• **To-do list**:
1. How would you translate this sentence from the CouchDB caching thread below into French: "I'll try to do more research in this area, when time permits."
2. In the CouchDB caching thread below, how much of the work for a GET or HEAD is taken up by finding the doc in the b+tree?
3. Do these statements agree with the CouchDB caching thread below? Answer yes or no for each, and quote the words from the thread that decide it.
(a) Randall Leeds says a proxy that sends a HEAD request for every incoming request will not gain much performance.
(b) Karel's two cache scenarios were first written to the Squid mailing list.
(c) Karel doubts that any Varnish config option could improve performance.

── Text ──

Hi,
I am ashamed to reply so late, sorry, I got lost in other stuff on
Monday. I'll combine my replies:
On Mon, Nov 8, 2010 at 08:17, Zachary Zolton
<[email protected]> wrote:
Of course, you'd be stuck with manually tracking the types of
URLs to
purged, so I haven't been too eager to try it out yet...
Yes, that's precisely what I'd like to avoid. It's not _that_ hard of
course, and Couch provides awesome entry point for the invalidation in
_changes or update_notifier, but still...
On 9.Nov, 2010, at 24:42 , Robert Newson wrote:
I think it's clear that caching via ETag for documents is close to
pointless (the work to find the doc in the b+tree is over 90% of the
work and has to be done for GET or HEAD).
Yes. I wonder if there's any room for improvement on Couch's part. In
any case, when we're in "every 1 request to cache means 1 request to
database" situation, "caching" is truly pointless.
On Mon, Nov 8, 2010 at 11:11 PM, Zachary Zolton <[email protected]
> wrote:
That makes sense: if every request to the caching proxy checks the
etag against CouchDB via a HEAD request—and CouchDB currently does
just as much work for a HEAD as it would for a GET—you're not going
to
see an improvement.
Yes. But that's not the only scenario imaginable. I'd repeat what I
wrote to the Varnish mailing list [http://lists.varnish-cache.org/pipermail/varnish-misc/2010-November/004993.html
]:
1. The cache can "accumulate" requests to a certain resource for a
certain (configurable?) period of time (1 second, 1 minute, ...) and
ask the backend less often -- accelerating througput.
2. The cache can return "possibly stale" content immediately and check
with the backend afterwards (on the background, when n-th next request
comes, ...) -- accelerating response time.
It was my impression, that at least the first option is doable with
Varnish (via some playing with the grace period), but I may be
severely mistaken.
On Mon, Nov 8, 2010 at 5:04 PM, Randall Leeds
<[email protected]> wrote:
If you have a custom caching policy whereby
the proxy will only check the ETag against the authority (Couch)
once
per (hour, day, whatever) then you'll get a speedup. But if your
proxy
performs a HEAD request for every incoming request you will not see
much performance gain.
P-r-e-c-i-s-e-ly. If we can tune Varnish or Squid to not be so "dumb"
and check with the backend based on some configs like this, we could
use it for proper self-invalidating caching. (As opposed to TTL-based
caching, which bring the manual expiration issues discussed above.)
Unfortunately, at least based on the answers I got, this just not
seems to be possible.
On Mon, Nov 8, 2010 at 12:06, Randall Leeds <[email protected]>
wrote
It'd be nice if the "Couch is HTTP and can leverage existing
caches and tools"
talking point truly included significant gains from etag caching.
P-R-E-C-I-S-E-L-Y. This is, for me, the most important, and
embarrassing issue of this discussion. The O'Reilly book has it all
over the place: http://www.google.com/search?q=varnish+OR+squid+site:http://guide.couchdb.org
. Whenever you tell someone who really knows about HTTP caches "Dude,
Couch is HTTP and can leverage existing caches and tools" you can and
will be laughed at -- you can get away with mentioning expiration
based caching and "simple" invalidation via _changes and such, but...
Embarrassing still.
I'll try to do more research in this area, when time permits. I don't
believe there's _not_ some arcane Varnish config option to squeeze
some performance eg. in the "highly concurrent requests" scenario.
Thanks for all the replies!,
Karel

───
── Material shown ──

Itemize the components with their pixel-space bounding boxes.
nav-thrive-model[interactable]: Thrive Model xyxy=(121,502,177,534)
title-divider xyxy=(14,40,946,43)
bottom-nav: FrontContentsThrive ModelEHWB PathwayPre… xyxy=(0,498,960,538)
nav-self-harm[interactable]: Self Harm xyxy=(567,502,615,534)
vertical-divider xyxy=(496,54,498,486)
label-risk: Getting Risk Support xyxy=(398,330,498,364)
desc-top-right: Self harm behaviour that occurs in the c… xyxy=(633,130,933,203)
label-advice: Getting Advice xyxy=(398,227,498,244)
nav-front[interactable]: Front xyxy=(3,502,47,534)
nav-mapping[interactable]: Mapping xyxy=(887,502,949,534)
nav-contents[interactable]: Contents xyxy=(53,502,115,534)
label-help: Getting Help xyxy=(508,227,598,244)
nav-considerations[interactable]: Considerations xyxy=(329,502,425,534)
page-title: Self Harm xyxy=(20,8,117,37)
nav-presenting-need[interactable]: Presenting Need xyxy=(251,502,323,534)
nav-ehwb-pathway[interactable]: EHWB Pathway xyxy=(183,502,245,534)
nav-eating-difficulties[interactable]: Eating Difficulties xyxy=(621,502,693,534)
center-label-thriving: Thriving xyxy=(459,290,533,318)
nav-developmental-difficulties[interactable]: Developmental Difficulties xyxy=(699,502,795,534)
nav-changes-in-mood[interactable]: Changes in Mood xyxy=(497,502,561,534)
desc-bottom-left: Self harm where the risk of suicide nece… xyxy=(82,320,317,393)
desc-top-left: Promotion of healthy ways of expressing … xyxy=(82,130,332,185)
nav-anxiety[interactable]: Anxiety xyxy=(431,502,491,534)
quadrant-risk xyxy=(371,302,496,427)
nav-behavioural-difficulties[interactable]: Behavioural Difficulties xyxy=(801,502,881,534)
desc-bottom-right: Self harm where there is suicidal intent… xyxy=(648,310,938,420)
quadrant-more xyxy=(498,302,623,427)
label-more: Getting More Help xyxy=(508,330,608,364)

───

• **Answer set**:
1. J'essaierai de faire davantage de recherches dans ce domaine, quand le temps le permettra.

2. Over 90% of the work.

3.
(a) Yes: "if your proxy performs a HEAD request for every incoming request you will not see much performance gain."
(b) No: "I'd repeat what I wrote to the Varnish mailing list"
(c) No: "I don't believe there's _not_ some arcane Varnish config option to squeeze some performance"